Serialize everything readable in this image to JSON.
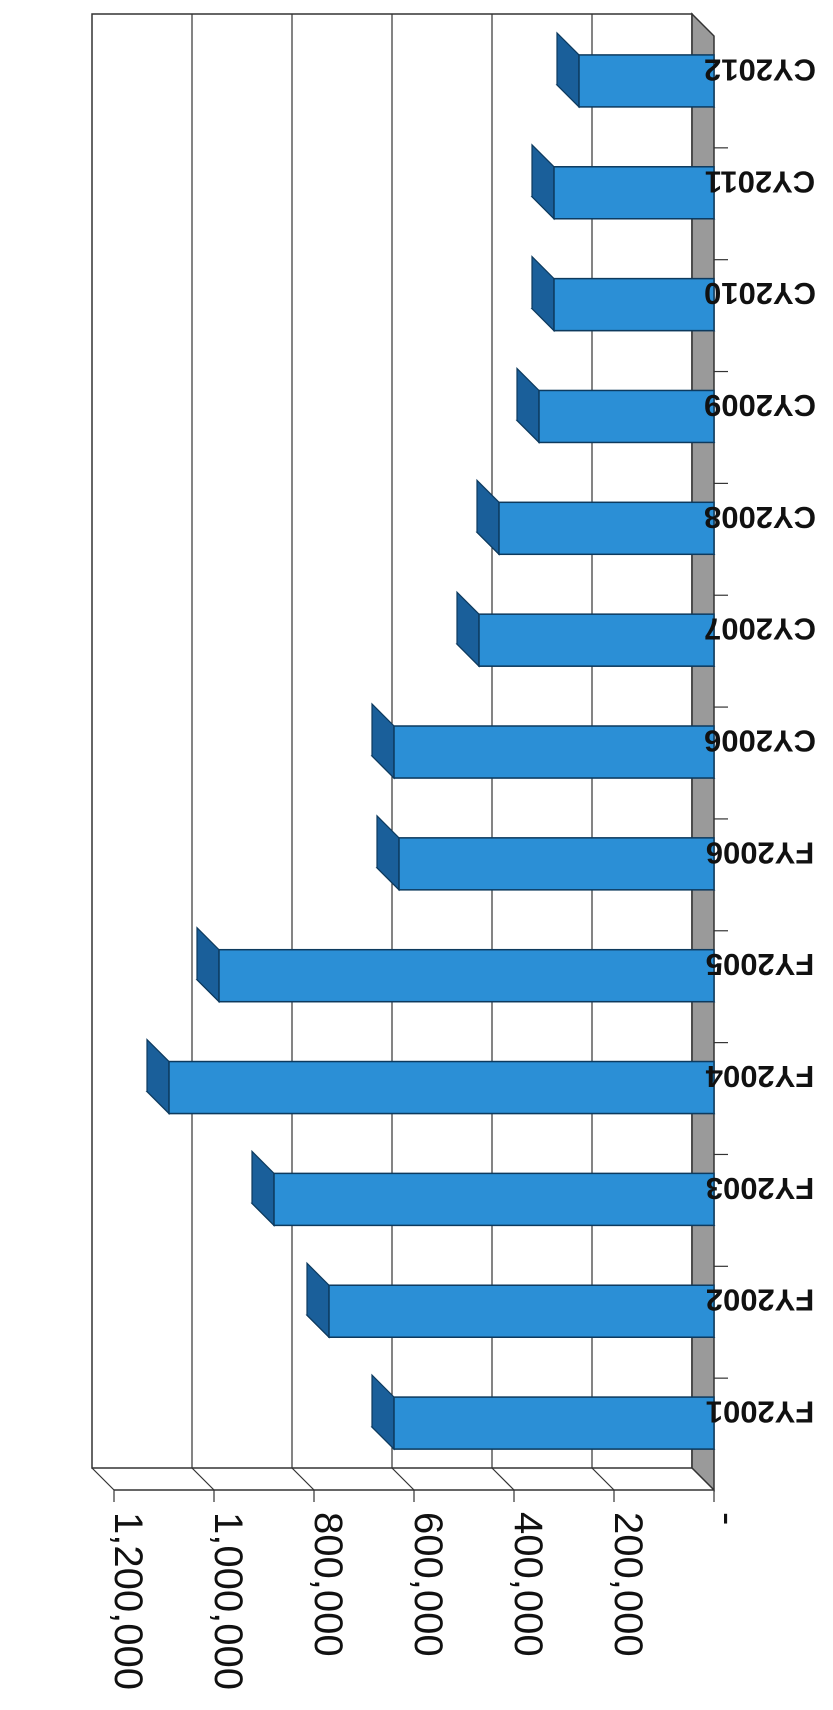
{
  "chart_data": {
    "type": "bar",
    "orientation": "horizontal",
    "style": "3d",
    "categories": [
      "FY2001",
      "FY2002",
      "FY2003",
      "FY2004",
      "FY2005",
      "FY2006",
      "CY2006",
      "CY2007",
      "CY2008",
      "CY2009",
      "CY2010",
      "CY2011",
      "CY2012"
    ],
    "values": [
      640000,
      770000,
      880000,
      1090000,
      990000,
      630000,
      640000,
      470000,
      430000,
      350000,
      320000,
      320000,
      270000
    ],
    "xlim": [
      0,
      1200000
    ],
    "x_ticks": [
      0,
      200000,
      400000,
      600000,
      800000,
      1000000,
      1200000
    ],
    "x_tick_labels": [
      "-",
      "200,000",
      "400,000",
      "600,000",
      "800,000",
      "1,000,000",
      "1,200,000"
    ],
    "grid": true,
    "colors": {
      "bar_front": "#2b8fd6",
      "bar_top": "#7ec4f0",
      "bar_side": "#1a5f9a",
      "wall": "#ffffff",
      "side_wall": "#9a9a9a",
      "grid": "#333333"
    }
  }
}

________________________________________

■ Written task
Repeat each entry exactly as it appears; skip any picture.

■ The reply
Serialize everything readable in this image to JSON.
{
  "chart_data": {
    "type": "bar",
    "orientation": "horizontal",
    "style": "3d",
    "categories": [
      "FY2001",
      "FY2002",
      "FY2003",
      "FY2004",
      "FY2005",
      "FY2006",
      "CY2006",
      "CY2007",
      "CY2008",
      "CY2009",
      "CY2010",
      "CY2011",
      "CY2012"
    ],
    "values": [
      640000,
      770000,
      880000,
      1090000,
      990000,
      630000,
      640000,
      470000,
      430000,
      350000,
      320000,
      320000,
      270000
    ],
    "xlim": [
      0,
      1200000
    ],
    "x_ticks": [
      0,
      200000,
      400000,
      600000,
      800000,
      1000000,
      1200000
    ],
    "x_tick_labels": [
      "-",
      "200,000",
      "400,000",
      "600,000",
      "800,000",
      "1,000,000",
      "1,200,000"
    ],
    "grid": true,
    "colors": {
      "bar_front": "#2b8fd6",
      "bar_top": "#7ec4f0",
      "bar_side": "#1a5f9a",
      "wall": "#ffffff",
      "side_wall": "#9a9a9a",
      "grid": "#333333"
    }
  }
}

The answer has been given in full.